▶ **What is asked**
Can you write out the whole listing exactly?

▶ **Given records**
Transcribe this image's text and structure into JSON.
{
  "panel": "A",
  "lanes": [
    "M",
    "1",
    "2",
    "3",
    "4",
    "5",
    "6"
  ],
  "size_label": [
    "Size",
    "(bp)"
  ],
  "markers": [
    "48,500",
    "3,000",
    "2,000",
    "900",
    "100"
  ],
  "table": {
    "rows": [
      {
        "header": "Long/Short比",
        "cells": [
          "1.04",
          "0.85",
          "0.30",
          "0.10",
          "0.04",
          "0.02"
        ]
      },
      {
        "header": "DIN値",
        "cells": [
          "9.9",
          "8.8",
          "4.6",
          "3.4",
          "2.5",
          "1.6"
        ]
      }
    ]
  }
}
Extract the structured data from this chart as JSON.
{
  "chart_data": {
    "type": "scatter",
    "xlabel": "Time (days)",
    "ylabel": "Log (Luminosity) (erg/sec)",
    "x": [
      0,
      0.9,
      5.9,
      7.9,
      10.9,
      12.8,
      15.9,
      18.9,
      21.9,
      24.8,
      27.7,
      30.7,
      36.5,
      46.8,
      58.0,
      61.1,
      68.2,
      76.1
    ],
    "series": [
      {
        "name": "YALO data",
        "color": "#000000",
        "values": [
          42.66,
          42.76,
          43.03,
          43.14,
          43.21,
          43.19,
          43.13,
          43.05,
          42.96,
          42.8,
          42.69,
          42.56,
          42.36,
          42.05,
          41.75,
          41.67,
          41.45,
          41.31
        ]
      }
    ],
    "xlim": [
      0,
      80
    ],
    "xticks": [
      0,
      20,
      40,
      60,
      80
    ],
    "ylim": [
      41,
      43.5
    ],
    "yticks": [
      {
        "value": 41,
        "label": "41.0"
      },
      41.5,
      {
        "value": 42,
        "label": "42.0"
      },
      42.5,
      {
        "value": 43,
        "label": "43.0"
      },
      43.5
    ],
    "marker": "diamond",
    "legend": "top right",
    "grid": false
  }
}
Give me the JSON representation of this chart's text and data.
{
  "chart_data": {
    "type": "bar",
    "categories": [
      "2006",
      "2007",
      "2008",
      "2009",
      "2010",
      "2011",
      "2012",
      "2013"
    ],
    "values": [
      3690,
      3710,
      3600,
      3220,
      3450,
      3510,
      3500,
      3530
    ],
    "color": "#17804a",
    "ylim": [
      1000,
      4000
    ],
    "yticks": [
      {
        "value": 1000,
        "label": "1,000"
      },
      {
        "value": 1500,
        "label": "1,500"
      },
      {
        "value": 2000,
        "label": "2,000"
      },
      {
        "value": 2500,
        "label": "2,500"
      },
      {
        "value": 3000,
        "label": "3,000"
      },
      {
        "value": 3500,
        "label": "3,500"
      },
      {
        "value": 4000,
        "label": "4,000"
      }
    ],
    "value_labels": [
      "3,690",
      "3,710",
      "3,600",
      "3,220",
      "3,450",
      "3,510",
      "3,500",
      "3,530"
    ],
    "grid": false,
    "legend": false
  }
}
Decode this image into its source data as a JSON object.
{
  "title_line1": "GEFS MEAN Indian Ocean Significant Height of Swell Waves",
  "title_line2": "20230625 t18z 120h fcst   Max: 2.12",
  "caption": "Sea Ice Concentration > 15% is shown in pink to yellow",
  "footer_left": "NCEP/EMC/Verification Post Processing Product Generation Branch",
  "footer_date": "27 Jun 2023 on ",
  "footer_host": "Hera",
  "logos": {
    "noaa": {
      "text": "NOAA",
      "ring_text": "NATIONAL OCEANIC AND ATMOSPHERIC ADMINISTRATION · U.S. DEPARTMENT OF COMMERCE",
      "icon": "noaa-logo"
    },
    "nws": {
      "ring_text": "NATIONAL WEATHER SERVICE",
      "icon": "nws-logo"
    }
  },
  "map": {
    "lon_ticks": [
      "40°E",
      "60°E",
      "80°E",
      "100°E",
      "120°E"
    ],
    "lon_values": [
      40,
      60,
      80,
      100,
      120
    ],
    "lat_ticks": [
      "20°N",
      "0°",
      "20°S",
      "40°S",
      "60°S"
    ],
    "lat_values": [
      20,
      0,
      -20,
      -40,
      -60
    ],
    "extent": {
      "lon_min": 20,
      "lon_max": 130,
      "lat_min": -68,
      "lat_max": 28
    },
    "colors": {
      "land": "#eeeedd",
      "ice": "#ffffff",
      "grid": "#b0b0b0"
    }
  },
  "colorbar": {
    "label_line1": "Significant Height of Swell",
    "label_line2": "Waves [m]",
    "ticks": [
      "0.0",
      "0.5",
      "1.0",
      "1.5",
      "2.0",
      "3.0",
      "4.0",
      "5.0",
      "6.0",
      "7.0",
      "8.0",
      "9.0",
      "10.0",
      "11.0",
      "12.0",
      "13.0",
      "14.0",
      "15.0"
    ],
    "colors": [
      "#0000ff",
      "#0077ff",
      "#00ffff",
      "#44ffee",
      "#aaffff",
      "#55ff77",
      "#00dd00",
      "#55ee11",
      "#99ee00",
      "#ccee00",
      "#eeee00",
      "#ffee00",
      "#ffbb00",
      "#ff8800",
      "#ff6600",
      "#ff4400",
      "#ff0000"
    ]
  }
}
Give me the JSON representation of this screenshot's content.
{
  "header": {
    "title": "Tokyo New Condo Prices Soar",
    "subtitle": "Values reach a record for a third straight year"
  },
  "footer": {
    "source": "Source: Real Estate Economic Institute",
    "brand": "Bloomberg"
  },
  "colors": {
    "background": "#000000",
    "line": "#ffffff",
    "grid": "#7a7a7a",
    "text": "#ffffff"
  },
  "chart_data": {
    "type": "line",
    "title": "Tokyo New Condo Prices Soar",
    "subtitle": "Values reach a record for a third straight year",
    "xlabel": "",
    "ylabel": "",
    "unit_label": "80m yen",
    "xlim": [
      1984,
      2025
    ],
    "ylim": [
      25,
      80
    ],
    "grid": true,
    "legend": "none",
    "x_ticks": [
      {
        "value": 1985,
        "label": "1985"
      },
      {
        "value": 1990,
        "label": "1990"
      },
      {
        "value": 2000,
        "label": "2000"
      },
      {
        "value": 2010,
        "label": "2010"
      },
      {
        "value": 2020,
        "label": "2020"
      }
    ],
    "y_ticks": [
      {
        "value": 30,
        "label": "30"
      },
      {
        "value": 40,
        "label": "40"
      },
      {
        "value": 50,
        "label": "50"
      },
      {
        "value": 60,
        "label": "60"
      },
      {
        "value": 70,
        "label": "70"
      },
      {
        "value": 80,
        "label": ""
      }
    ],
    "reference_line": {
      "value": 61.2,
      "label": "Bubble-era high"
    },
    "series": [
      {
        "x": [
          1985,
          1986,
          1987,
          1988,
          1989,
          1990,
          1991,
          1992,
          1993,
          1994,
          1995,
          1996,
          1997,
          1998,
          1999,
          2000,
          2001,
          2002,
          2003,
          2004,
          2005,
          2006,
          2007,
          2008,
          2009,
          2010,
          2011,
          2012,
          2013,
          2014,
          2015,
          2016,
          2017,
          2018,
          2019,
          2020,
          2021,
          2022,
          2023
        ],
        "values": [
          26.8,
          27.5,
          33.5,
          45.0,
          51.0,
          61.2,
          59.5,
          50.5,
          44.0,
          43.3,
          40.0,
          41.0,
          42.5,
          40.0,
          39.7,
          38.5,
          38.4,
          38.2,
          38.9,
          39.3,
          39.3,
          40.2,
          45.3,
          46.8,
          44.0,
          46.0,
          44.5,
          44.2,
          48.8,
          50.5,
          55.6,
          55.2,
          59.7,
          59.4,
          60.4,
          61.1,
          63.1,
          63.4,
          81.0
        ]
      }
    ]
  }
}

▶ **Exercise answer**
Transcribe this image's text and structure into JSON.
{
  "panel": "A",
  "lanes": [
    "M",
    "1",
    "2",
    "3",
    "4",
    "5",
    "6"
  ],
  "size_label": [
    "Size",
    "(bp)"
  ],
  "markers": [
    "48,500",
    "3,000",
    "2,000",
    "900",
    "100"
  ],
  "table": {
    "rows": [
      {
        "header": "Long/Short比",
        "cells": [
          "1.04",
          "0.85",
          "0.30",
          "0.10",
          "0.04",
          "0.02"
        ]
      },
      {
        "header": "DIN値",
        "cells": [
          "9.9",
          "8.8",
          "4.6",
          "3.4",
          "2.5",
          "1.6"
        ]
      }
    ]
  }
}
Extract the structured data from this chart as JSON.
{
  "chart_data": {
    "type": "scatter",
    "xlabel": "Time (days)",
    "ylabel": "Log (Luminosity) (erg/sec)",
    "x": [
      0,
      0.9,
      5.9,
      7.9,
      10.9,
      12.8,
      15.9,
      18.9,
      21.9,
      24.8,
      27.7,
      30.7,
      36.5,
      46.8,
      58.0,
      61.1,
      68.2,
      76.1
    ],
    "series": [
      {
        "name": "YALO data",
        "color": "#000000",
        "values": [
          42.66,
          42.76,
          43.03,
          43.14,
          43.21,
          43.19,
          43.13,
          43.05,
          42.96,
          42.8,
          42.69,
          42.56,
          42.36,
          42.05,
          41.75,
          41.67,
          41.45,
          41.31
        ]
      }
    ],
    "xlim": [
      0,
      80
    ],
    "xticks": [
      0,
      20,
      40,
      60,
      80
    ],
    "ylim": [
      41,
      43.5
    ],
    "yticks": [
      {
        "value": 41,
        "label": "41.0"
      },
      41.5,
      {
        "value": 42,
        "label": "42.0"
      },
      42.5,
      {
        "value": 43,
        "label": "43.0"
      },
      43.5
    ],
    "marker": "diamond",
    "legend": "top right",
    "grid": false
  }
}
Give me the JSON representation of this chart's text and data.
{
  "chart_data": {
    "type": "bar",
    "categories": [
      "2006",
      "2007",
      "2008",
      "2009",
      "2010",
      "2011",
      "2012",
      "2013"
    ],
    "values": [
      3690,
      3710,
      3600,
      3220,
      3450,
      3510,
      3500,
      3530
    ],
    "color": "#17804a",
    "ylim": [
      1000,
      4000
    ],
    "yticks": [
      {
        "value": 1000,
        "label": "1,000"
      },
      {
        "value": 1500,
        "label": "1,500"
      },
      {
        "value": 2000,
        "label": "2,000"
      },
      {
        "value": 2500,
        "label": "2,500"
      },
      {
        "value": 3000,
        "label": "3,000"
      },
      {
        "value": 3500,
        "label": "3,500"
      },
      {
        "value": 4000,
        "label": "4,000"
      }
    ],
    "value_labels": [
      "3,690",
      "3,710",
      "3,600",
      "3,220",
      "3,450",
      "3,510",
      "3,500",
      "3,530"
    ],
    "grid": false,
    "legend": false
  }
}
Decode this image into its source data as a JSON object.
{
  "title_line1": "GEFS MEAN Indian Ocean Significant Height of Swell Waves",
  "title_line2": "20230625 t18z 120h fcst   Max: 2.12",
  "caption": "Sea Ice Concentration > 15% is shown in pink to yellow",
  "footer_left": "NCEP/EMC/Verification Post Processing Product Generation Branch",
  "footer_date": "27 Jun 2023 on ",
  "footer_host": "Hera",
  "logos": {
    "noaa": {
      "text": "NOAA",
      "ring_text": "NATIONAL OCEANIC AND ATMOSPHERIC ADMINISTRATION · U.S. DEPARTMENT OF COMMERCE",
      "icon": "noaa-logo"
    },
    "nws": {
      "ring_text": "NATIONAL WEATHER SERVICE",
      "icon": "nws-logo"
    }
  },
  "map": {
    "lon_ticks": [
      "40°E",
      "60°E",
      "80°E",
      "100°E",
      "120°E"
    ],
    "lon_values": [
      40,
      60,
      80,
      100,
      120
    ],
    "lat_ticks": [
      "20°N",
      "0°",
      "20°S",
      "40°S",
      "60°S"
    ],
    "lat_values": [
      20,
      0,
      -20,
      -40,
      -60
    ],
    "extent": {
      "lon_min": 20,
      "lon_max": 130,
      "lat_min": -68,
      "lat_max": 28
    },
    "colors": {
      "land": "#eeeedd",
      "ice": "#ffffff",
      "grid": "#b0b0b0"
    }
  },
  "colorbar": {
    "label_line1": "Significant Height of Swell",
    "label_line2": "Waves [m]",
    "ticks": [
      "0.0",
      "0.5",
      "1.0",
      "1.5",
      "2.0",
      "3.0",
      "4.0",
      "5.0",
      "6.0",
      "7.0",
      "8.0",
      "9.0",
      "10.0",
      "11.0",
      "12.0",
      "13.0",
      "14.0",
      "15.0"
    ],
    "colors": [
      "#0000ff",
      "#0077ff",
      "#00ffff",
      "#44ffee",
      "#aaffff",
      "#55ff77",
      "#00dd00",
      "#55ee11",
      "#99ee00",
      "#ccee00",
      "#eeee00",
      "#ffee00",
      "#ffbb00",
      "#ff8800",
      "#ff6600",
      "#ff4400",
      "#ff0000"
    ]
  }
}
Give me the JSON representation of this screenshot's content.
{
  "header": {
    "title": "Tokyo New Condo Prices Soar",
    "subtitle": "Values reach a record for a third straight year"
  },
  "footer": {
    "source": "Source: Real Estate Economic Institute",
    "brand": "Bloomberg"
  },
  "colors": {
    "background": "#000000",
    "line": "#ffffff",
    "grid": "#7a7a7a",
    "text": "#ffffff"
  },
  "chart_data": {
    "type": "line",
    "title": "Tokyo New Condo Prices Soar",
    "subtitle": "Values reach a record for a third straight year",
    "xlabel": "",
    "ylabel": "",
    "unit_label": "80m yen",
    "xlim": [
      1984,
      2025
    ],
    "ylim": [
      25,
      80
    ],
    "grid": true,
    "legend": "none",
    "x_ticks": [
      {
        "value": 1985,
        "label": "1985"
      },
      {
        "value": 1990,
        "label": "1990"
      },
      {
        "value": 2000,
        "label": "2000"
      },
      {
        "value": 2010,
        "label": "2010"
      },
      {
        "value": 2020,
        "label": "2020"
      }
    ],
    "y_ticks": [
      {
        "value": 30,
        "label": "30"
      },
      {
        "value": 40,
        "label": "40"
      },
      {
        "value": 50,
        "label": "50"
      },
      {
        "value": 60,
        "label": "60"
      },
      {
        "value": 70,
        "label": "70"
      },
      {
        "value": 80,
        "label": ""
      }
    ],
    "reference_line": {
      "value": 61.2,
      "label": "Bubble-era high"
    },
    "series": [
      {
        "x": [
          1985,
          1986,
          1987,
          1988,
          1989,
          1990,
          1991,
          1992,
          1993,
          1994,
          1995,
          1996,
          1997,
          1998,
          1999,
          2000,
          2001,
          2002,
          2003,
          2004,
          2005,
          2006,
          2007,
          2008,
          2009,
          2010,
          2011,
          2012,
          2013,
          2014,
          2015,
          2016,
          2017,
          2018,
          2019,
          2020,
          2021,
          2022,
          2023
        ],
        "values": [
          26.8,
          27.5,
          33.5,
          45.0,
          51.0,
          61.2,
          59.5,
          50.5,
          44.0,
          43.3,
          40.0,
          41.0,
          42.5,
          40.0,
          39.7,
          38.5,
          38.4,
          38.2,
          38.9,
          39.3,
          39.3,
          40.2,
          45.3,
          46.8,
          44.0,
          46.0,
          44.5,
          44.2,
          48.8,
          50.5,
          55.6,
          55.2,
          59.7,
          59.4,
          60.4,
          61.1,
          63.1,
          63.4,
          81.0
        ]
      }
    ]
  }
}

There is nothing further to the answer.